Challenge = Extract all records. Keep each one exact.

--- Supplied entries ---

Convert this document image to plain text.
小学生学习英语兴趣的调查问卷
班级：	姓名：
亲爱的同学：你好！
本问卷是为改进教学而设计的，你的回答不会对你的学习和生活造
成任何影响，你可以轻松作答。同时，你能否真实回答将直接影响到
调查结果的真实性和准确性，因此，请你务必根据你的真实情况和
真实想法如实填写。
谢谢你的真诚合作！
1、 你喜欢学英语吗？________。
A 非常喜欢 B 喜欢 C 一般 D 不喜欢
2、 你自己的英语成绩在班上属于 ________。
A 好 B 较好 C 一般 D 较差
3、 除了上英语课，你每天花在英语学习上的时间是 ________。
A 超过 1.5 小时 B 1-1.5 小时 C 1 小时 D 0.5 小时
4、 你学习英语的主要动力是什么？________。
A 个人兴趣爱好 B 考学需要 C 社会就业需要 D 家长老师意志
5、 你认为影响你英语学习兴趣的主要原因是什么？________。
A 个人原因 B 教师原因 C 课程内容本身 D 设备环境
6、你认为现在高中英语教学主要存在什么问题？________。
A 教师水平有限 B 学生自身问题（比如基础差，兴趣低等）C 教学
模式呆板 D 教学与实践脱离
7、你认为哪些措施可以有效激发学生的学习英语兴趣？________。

---

The solution =
Convert this document image to plain text.
小学生学习英语兴趣的调查问卷
班级：	姓名：
亲爱的同学：你好！
本问卷是为改进教学而设计的，你的回答不会对你的学习和生活造
成任何影响，你可以轻松作答。同时，你能否真实回答将直接影响到
调查结果的真实性和准确性，因此，请你务必根据你的真实情况和
真实想法如实填写。
谢谢你的真诚合作！
1、 你喜欢学英语吗？________。
A 非常喜欢 B 喜欢 C 一般 D 不喜欢
2、 你自己的英语成绩在班上属于 ________。
A 好 B 较好 C 一般 D 较差
3、 除了上英语课，你每天花在英语学习上的时间是 ________。
A 超过 1.5 小时 B 1-1.5 小时 C 1 小时 D 0.5 小时
4、 你学习英语的主要动力是什么？________。
A 个人兴趣爱好 B 考学需要 C 社会就业需要 D 家长老师意志
5、 你认为影响你英语学习兴趣的主要原因是什么？________。
A 个人原因 B 教师原因 C 课程内容本身 D 设备环境
6、你认为现在高中英语教学主要存在什么问题？________。
A 教师水平有限 B 学生自身问题（比如基础差，兴趣低等）C 教学
模式呆板 D 教学与实践脱离
7、你认为哪些措施可以有效激发学生的学习英语兴趣？________。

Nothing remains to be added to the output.